---- SELECTED EXCERPT

“Students failing algebra rarely recover”

Jill Tucker

Published 10:22 pm, Friday, November 30, 2012

If student’s don’t get algebra the first time, repeating it doesn’t work. The article specifically says teaching it again the same way doesn’t work.

The researchers challenged school officials to rethink when and how students are assigned to certain math classes and come up with new ways to teach the topics, especially to those who didn’t get them the first time around.

Take students out of the standard algebra curriculum and put into alternative logical foundations. They don’t get what algebra is about in the current approach. Current algebra teaching is procedural and it doesn’t form memories they can retain and use.

Current teaching in math is mostly memorization.

There are large gaps in the concepts. These gaps were filled in 19th century New Math of Boole, Grassmann, Dedekind, Peano.

However, this good new math was dropped in favor of an incomplete version that is mostly useless. 19th century new math was invented for arithmetic’s logic. this part is ignored in teaching new math and common core.

Common core takes Euler 1765 algebra and sprinkles a few words from set theory that have nothing to do and so are just ignored. Set, relation and function are not used in the way that Dedekind does. Is addition a function? Yes. What function is it? Can you write it in function notation?

x+y

f(x,0) = x

f(x,y’) = f(x,y)’

From this we can prove

f(0,y) = y

f(x’,y) = f(x,y)’

Are you completely lost? Think about it. Addition as a function is something you never heard of and never saw written before. However, this was developed in the 19th century to fill the logical gap in what addition is. yet modern teachers and students have never heard of it and are stupefied when they see addition written as a function.

Do you have any idea how to prove the second set of equations from the first set? This is fundamental to what addition is and why it works.

These two equations define addition

f(x,0) = x

f(x,y’) = f(x,y)’

Where ‘ means the next node in a chain from a starting node, 0.

This is counting along the chain. The f function here is the counting on function for the chain. this is addition. Addition is the counting on function for a chain of nodes on a line, i.e. satisfies the 5 linear chain axioms, i.e. the Peano Axioms.

Addition and multiplication of whole numbers are functions for counting along a chain of nodes. They depend on the chain of nodes being linear from a starting point. If we had a different geometry of the chain of nodes, we would get different functions for addition and multiplication by imposing these equations.

Let’s call f(x,y) as S(x,y) now. The S(x,y) function lets you move along the chain of nodes faster or in jumps like a Queen in chess.

The function S(x,y) has properties that make it what we expect of addition. Take S(x,y’) if you increment one of the inputs, the output increments by one. In fact,

S(x,y+z) = S(x,y)+z

If we increment an input by z, the output increments by z.

S(x,S(y,z)) = S(S(x,y),z)

Which functions solve this? Addition does. The addition function, S(x,y) satisfies

S(x,0) = x for all x

S(x,1) = x’ = S(x) for all x

Addition is a way to move along a chain of nodes by more than one node at a time. Addition is equivalent to going one node at a time.

Addition is repeated successor.

Learning to think in these terms is what algebra means and how it ties into arithmetic, a subject you may think you understand, but don’t. Those gaps were filled by Dedekind and others in the 19th century. My materials at this webpage and ebooks fill those gaps and are easier to understand than Dedekind or axiomatic set theory books.

--------
---- DATASET ROWS

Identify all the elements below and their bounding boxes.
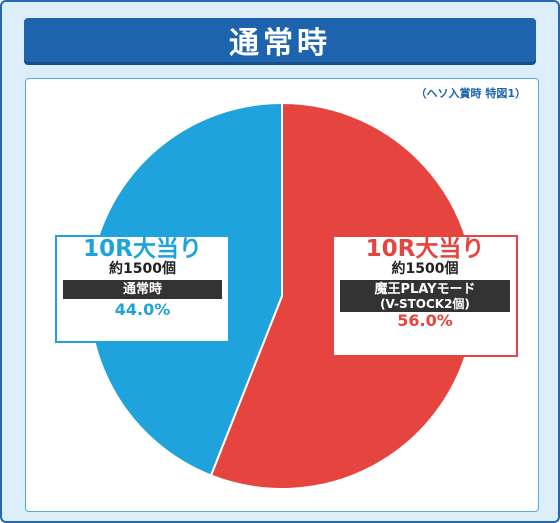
chart-panel: （ヘソ入賞時 特図1） 10R大当り 約1500個 通常時 44.0% 10R大… — [25, 78, 539, 512]
slice-label-normal-title: 10R大当り — [83, 236, 202, 262]
slice-label-normal-mode: 通常時 — [63, 280, 222, 299]
slice-label-maou: 10R大当り 約1500個 魔王PLAYモード (V-STOCK2個) 56.0… — [332, 235, 518, 357]
slice-label-normal: 10R大当り 約1500個 通常時 44.0% — [55, 235, 230, 343]
slice-label-normal-percent: 44.0% — [114, 300, 171, 319]
slice-label-maou-title: 10R大当り — [365, 236, 485, 262]
slice-label-maou-mode-name: 魔王PLAYモード — [374, 282, 476, 297]
page-title: 通常時 — [24, 18, 536, 62]
slice-label-maou-balls: 約1500個 — [391, 261, 459, 277]
slice-label-maou-stock: (V-STOCK2個) — [380, 297, 470, 311]
slice-label-maou-mode: 魔王PLAYモード (V-STOCK2個) — [340, 280, 510, 312]
slice-label-normal-balls: 約1500個 — [109, 261, 176, 277]
chart-note: （ヘソ入賞時 特図1） — [415, 87, 526, 100]
slice-label-maou-percent: 56.0% — [397, 311, 453, 330]
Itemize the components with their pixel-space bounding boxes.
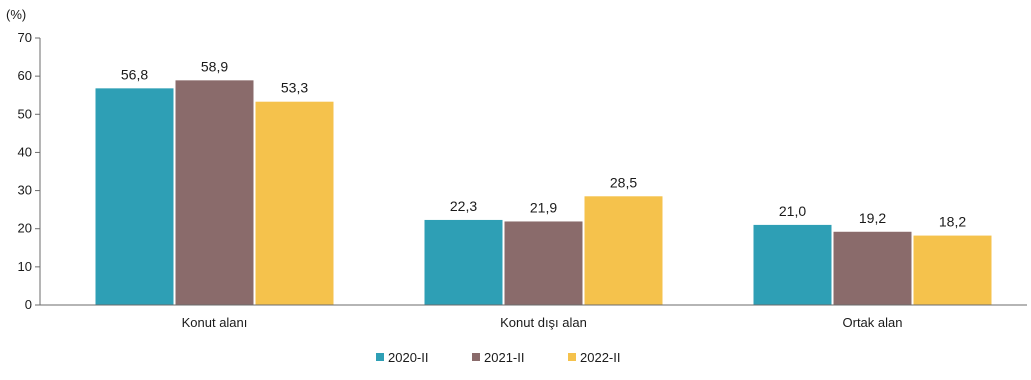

--------

PROBLEM SET.
a. According to the commentary on algebra teaching, which four 19th-century figures filled the gaps in the concepts?
b. Revise the part of the commentary on algebra teaching that opens with the words containing "Are you completely" and closes with "the Peano Axioms.", replacing "chain" with "sequence".
c. Continue the commentary on algebra teaching from where it stops.

EXERCISE ANSWERS.
a. Boole, Grassmann, Dedekind, and Peano.

b.
Are you completely lost? Think about it. Addition as a function is something you never heard of and never saw written before. However, this was developed in the 19th century to fill the logical gap in what addition is. yet modern teachers and students have never heard of it and are stupefied when they see addition written as a function.

Do you have any idea how to prove the second set of equations from the first set? This is fundamental to what addition is and why it works.

These two equations define addition

f(x,0) = x

f(x,y’) = f(x,y)’

Where ‘ means the next node in a sequence from a starting node, 0.

This is counting along the sequence. The f function here is the counting on function for the sequence. this is addition. Addition is the counting on function for a sequence of nodes on a line, i.e. satisfies the 5 linear sequence axioms, i.e. the Peano Axioms.

c.
This essay may seem cryptic to most. My materials in my ebooks help make it less cryptic. This is really what is going on with addition of whole numbers. This is what Grassmann, Dedekind and Peano showed when they filled in the logical gaps in Euler’s 1765 algebra textbook.

Yet current teaching in algebra is the same as Euler’s 1765 textbook. All the logical gaps found in the 19th century and filled in are ignored by modern teaching. They just sprinkle in the word set a few times and think this is the same as teaching the careful concepts in the Dedekind 1888 book. It isn’t.

Euler’s 1765 Algebra is a procedural text, i.e. a cookbook. Current math texts for K-12 are the same style of procedural cookbook. They don’t teach concepts and they don’t explain. They pretend to, but don’t. We know that from the Dedekind book and from axiomatic set theory books like Patrick Suppes.

We know some students can’t learn the recipes for algebra problems in current classes. Those classes try to go up a steep learning curve of procedural problems going to polynomial functions and rational functions including factoring.

This is not as important as understanding counting by one and how counting by one leads to the addition function for whole numbers. This is the logic of recursion and induction. This is mathematical thinking. This is what the struggling students need. This gives them insights that give them hooks to remember.

The best students can memorize procedural activities and repeat them on exams. They still don’t understand the underlying logic, but they can pass the procedural exams given. The books and materials are little more than rote memorization. But good students can slog through this amazing barrier of rote memorization material.

The struggling students can’t memorize an algebra book of procedures. So why not try teaching them the concepts of arithmetic using algebra and set theory? Then they might catch on to the meaning of what they are trying to learn.

Procedural math for factoring polynomials is not as important as conceptual math of how addition of whole numbers is defined as a function using recursion. That is indicated above in the equations for f which is renamed S. My materials here and in ebooks do this at a slow pace with many problems. They are the slowest paced set of material to teach this subject. They also have the most examples and worked out problems for Peano Arithmetic.